>> Begin Materials provided
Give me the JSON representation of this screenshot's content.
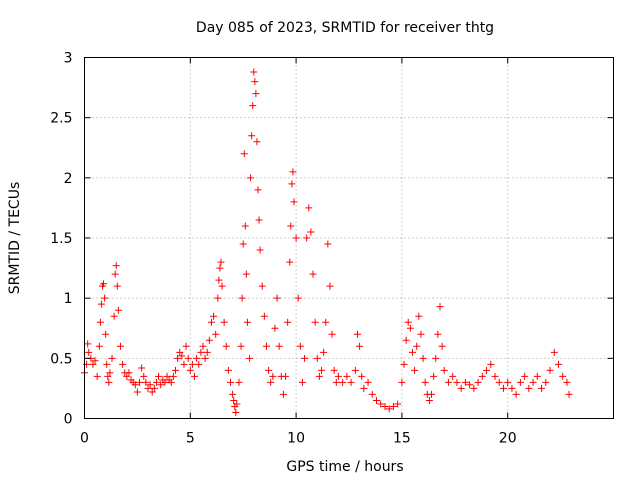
{
  "chart_data": {
    "type": "scatter",
    "title": "Day 085 of 2023, SRMTID for receiver thtg",
    "xlabel": "GPS time / hours",
    "ylabel": "SRMTID / TECUs",
    "xlim": [
      0,
      25
    ],
    "ylim": [
      0,
      3
    ],
    "xticks": [
      0,
      5,
      10,
      15,
      20
    ],
    "xtick_labels": [
      "0",
      "5",
      "10",
      "15",
      "20"
    ],
    "yticks": [
      0,
      0.5,
      1,
      1.5,
      2,
      2.5,
      3
    ],
    "ytick_labels": [
      "0",
      "0.5",
      "1",
      "1.5",
      "2",
      "2.5",
      "3"
    ],
    "grid": true,
    "marker": "plus",
    "color": "#ff0000",
    "series": [
      {
        "name": "SRMTID",
        "points": [
          [
            0.0,
            0.38
          ],
          [
            0.1,
            0.45
          ],
          [
            0.15,
            0.62
          ],
          [
            0.2,
            0.55
          ],
          [
            0.3,
            0.5
          ],
          [
            0.4,
            0.45
          ],
          [
            0.5,
            0.48
          ],
          [
            0.6,
            0.35
          ],
          [
            0.7,
            0.6
          ],
          [
            0.75,
            0.8
          ],
          [
            0.8,
            0.95
          ],
          [
            0.85,
            1.1
          ],
          [
            0.9,
            1.12
          ],
          [
            0.95,
            1.0
          ],
          [
            1.0,
            0.7
          ],
          [
            1.05,
            0.45
          ],
          [
            1.1,
            0.35
          ],
          [
            1.15,
            0.3
          ],
          [
            1.2,
            0.38
          ],
          [
            1.3,
            0.5
          ],
          [
            1.4,
            0.85
          ],
          [
            1.45,
            1.2
          ],
          [
            1.5,
            1.27
          ],
          [
            1.55,
            1.1
          ],
          [
            1.6,
            0.9
          ],
          [
            1.7,
            0.6
          ],
          [
            1.8,
            0.45
          ],
          [
            1.9,
            0.38
          ],
          [
            2.0,
            0.35
          ],
          [
            2.1,
            0.38
          ],
          [
            2.2,
            0.32
          ],
          [
            2.3,
            0.3
          ],
          [
            2.4,
            0.28
          ],
          [
            2.5,
            0.22
          ],
          [
            2.6,
            0.3
          ],
          [
            2.7,
            0.42
          ],
          [
            2.8,
            0.35
          ],
          [
            2.9,
            0.3
          ],
          [
            3.0,
            0.25
          ],
          [
            3.1,
            0.28
          ],
          [
            3.2,
            0.22
          ],
          [
            3.3,
            0.25
          ],
          [
            3.4,
            0.3
          ],
          [
            3.5,
            0.35
          ],
          [
            3.6,
            0.28
          ],
          [
            3.7,
            0.32
          ],
          [
            3.8,
            0.3
          ],
          [
            3.9,
            0.35
          ],
          [
            4.0,
            0.32
          ],
          [
            4.1,
            0.3
          ],
          [
            4.2,
            0.35
          ],
          [
            4.3,
            0.4
          ],
          [
            4.4,
            0.5
          ],
          [
            4.5,
            0.55
          ],
          [
            4.6,
            0.52
          ],
          [
            4.7,
            0.45
          ],
          [
            4.8,
            0.6
          ],
          [
            4.9,
            0.5
          ],
          [
            5.0,
            0.4
          ],
          [
            5.1,
            0.45
          ],
          [
            5.2,
            0.35
          ],
          [
            5.3,
            0.5
          ],
          [
            5.4,
            0.45
          ],
          [
            5.5,
            0.55
          ],
          [
            5.6,
            0.6
          ],
          [
            5.7,
            0.5
          ],
          [
            5.8,
            0.55
          ],
          [
            5.9,
            0.65
          ],
          [
            6.0,
            0.8
          ],
          [
            6.1,
            0.85
          ],
          [
            6.2,
            0.7
          ],
          [
            6.3,
            1.0
          ],
          [
            6.35,
            1.15
          ],
          [
            6.4,
            1.25
          ],
          [
            6.45,
            1.3
          ],
          [
            6.5,
            1.1
          ],
          [
            6.6,
            0.8
          ],
          [
            6.7,
            0.6
          ],
          [
            6.8,
            0.4
          ],
          [
            6.9,
            0.3
          ],
          [
            7.0,
            0.2
          ],
          [
            7.05,
            0.15
          ],
          [
            7.1,
            0.1
          ],
          [
            7.15,
            0.05
          ],
          [
            7.2,
            0.12
          ],
          [
            7.3,
            0.3
          ],
          [
            7.4,
            0.6
          ],
          [
            7.45,
            1.0
          ],
          [
            7.5,
            1.45
          ],
          [
            7.55,
            2.2
          ],
          [
            7.6,
            1.6
          ],
          [
            7.65,
            1.2
          ],
          [
            7.7,
            0.8
          ],
          [
            7.8,
            0.5
          ],
          [
            7.85,
            2.0
          ],
          [
            7.9,
            2.35
          ],
          [
            7.95,
            2.6
          ],
          [
            8.0,
            2.88
          ],
          [
            8.05,
            2.8
          ],
          [
            8.1,
            2.7
          ],
          [
            8.15,
            2.3
          ],
          [
            8.2,
            1.9
          ],
          [
            8.25,
            1.65
          ],
          [
            8.3,
            1.4
          ],
          [
            8.4,
            1.1
          ],
          [
            8.5,
            0.85
          ],
          [
            8.6,
            0.6
          ],
          [
            8.7,
            0.4
          ],
          [
            8.8,
            0.3
          ],
          [
            8.9,
            0.35
          ],
          [
            9.0,
            0.75
          ],
          [
            9.1,
            1.0
          ],
          [
            9.2,
            0.6
          ],
          [
            9.3,
            0.35
          ],
          [
            9.4,
            0.2
          ],
          [
            9.5,
            0.35
          ],
          [
            9.6,
            0.8
          ],
          [
            9.7,
            1.3
          ],
          [
            9.75,
            1.6
          ],
          [
            9.8,
            1.95
          ],
          [
            9.85,
            2.05
          ],
          [
            9.9,
            1.8
          ],
          [
            10.0,
            1.5
          ],
          [
            10.1,
            1.0
          ],
          [
            10.2,
            0.6
          ],
          [
            10.3,
            0.3
          ],
          [
            10.4,
            0.5
          ],
          [
            10.5,
            1.5
          ],
          [
            10.6,
            1.75
          ],
          [
            10.7,
            1.55
          ],
          [
            10.8,
            1.2
          ],
          [
            10.9,
            0.8
          ],
          [
            11.0,
            0.5
          ],
          [
            11.1,
            0.35
          ],
          [
            11.2,
            0.4
          ],
          [
            11.3,
            0.55
          ],
          [
            11.4,
            0.8
          ],
          [
            11.5,
            1.45
          ],
          [
            11.6,
            1.1
          ],
          [
            11.7,
            0.7
          ],
          [
            11.8,
            0.4
          ],
          [
            11.9,
            0.3
          ],
          [
            12.0,
            0.35
          ],
          [
            12.2,
            0.3
          ],
          [
            12.4,
            0.35
          ],
          [
            12.6,
            0.3
          ],
          [
            12.8,
            0.4
          ],
          [
            12.9,
            0.7
          ],
          [
            13.0,
            0.6
          ],
          [
            13.1,
            0.35
          ],
          [
            13.2,
            0.25
          ],
          [
            13.4,
            0.3
          ],
          [
            13.6,
            0.2
          ],
          [
            13.8,
            0.15
          ],
          [
            14.0,
            0.12
          ],
          [
            14.2,
            0.1
          ],
          [
            14.4,
            0.08
          ],
          [
            14.6,
            0.1
          ],
          [
            14.8,
            0.12
          ],
          [
            15.0,
            0.3
          ],
          [
            15.1,
            0.45
          ],
          [
            15.2,
            0.65
          ],
          [
            15.3,
            0.8
          ],
          [
            15.4,
            0.75
          ],
          [
            15.5,
            0.55
          ],
          [
            15.6,
            0.4
          ],
          [
            15.7,
            0.6
          ],
          [
            15.8,
            0.85
          ],
          [
            15.9,
            0.7
          ],
          [
            16.0,
            0.5
          ],
          [
            16.1,
            0.3
          ],
          [
            16.2,
            0.2
          ],
          [
            16.3,
            0.15
          ],
          [
            16.4,
            0.2
          ],
          [
            16.5,
            0.35
          ],
          [
            16.6,
            0.5
          ],
          [
            16.7,
            0.7
          ],
          [
            16.8,
            0.93
          ],
          [
            16.9,
            0.6
          ],
          [
            17.0,
            0.4
          ],
          [
            17.2,
            0.3
          ],
          [
            17.4,
            0.35
          ],
          [
            17.6,
            0.3
          ],
          [
            17.8,
            0.25
          ],
          [
            18.0,
            0.3
          ],
          [
            18.2,
            0.28
          ],
          [
            18.4,
            0.25
          ],
          [
            18.6,
            0.3
          ],
          [
            18.8,
            0.35
          ],
          [
            19.0,
            0.4
          ],
          [
            19.2,
            0.45
          ],
          [
            19.4,
            0.35
          ],
          [
            19.6,
            0.3
          ],
          [
            19.8,
            0.25
          ],
          [
            20.0,
            0.3
          ],
          [
            20.2,
            0.25
          ],
          [
            20.4,
            0.2
          ],
          [
            20.6,
            0.3
          ],
          [
            20.8,
            0.35
          ],
          [
            21.0,
            0.25
          ],
          [
            21.2,
            0.3
          ],
          [
            21.4,
            0.35
          ],
          [
            21.6,
            0.25
          ],
          [
            21.8,
            0.3
          ],
          [
            22.0,
            0.4
          ],
          [
            22.2,
            0.55
          ],
          [
            22.4,
            0.45
          ],
          [
            22.6,
            0.35
          ],
          [
            22.8,
            0.3
          ],
          [
            22.9,
            0.2
          ]
        ]
      }
    ]
  }
}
>> End Materials provided
Exercise directions> Among the entries above, how many lines include the word "SRMTID"? Give the number with no comment.

The completed task> 3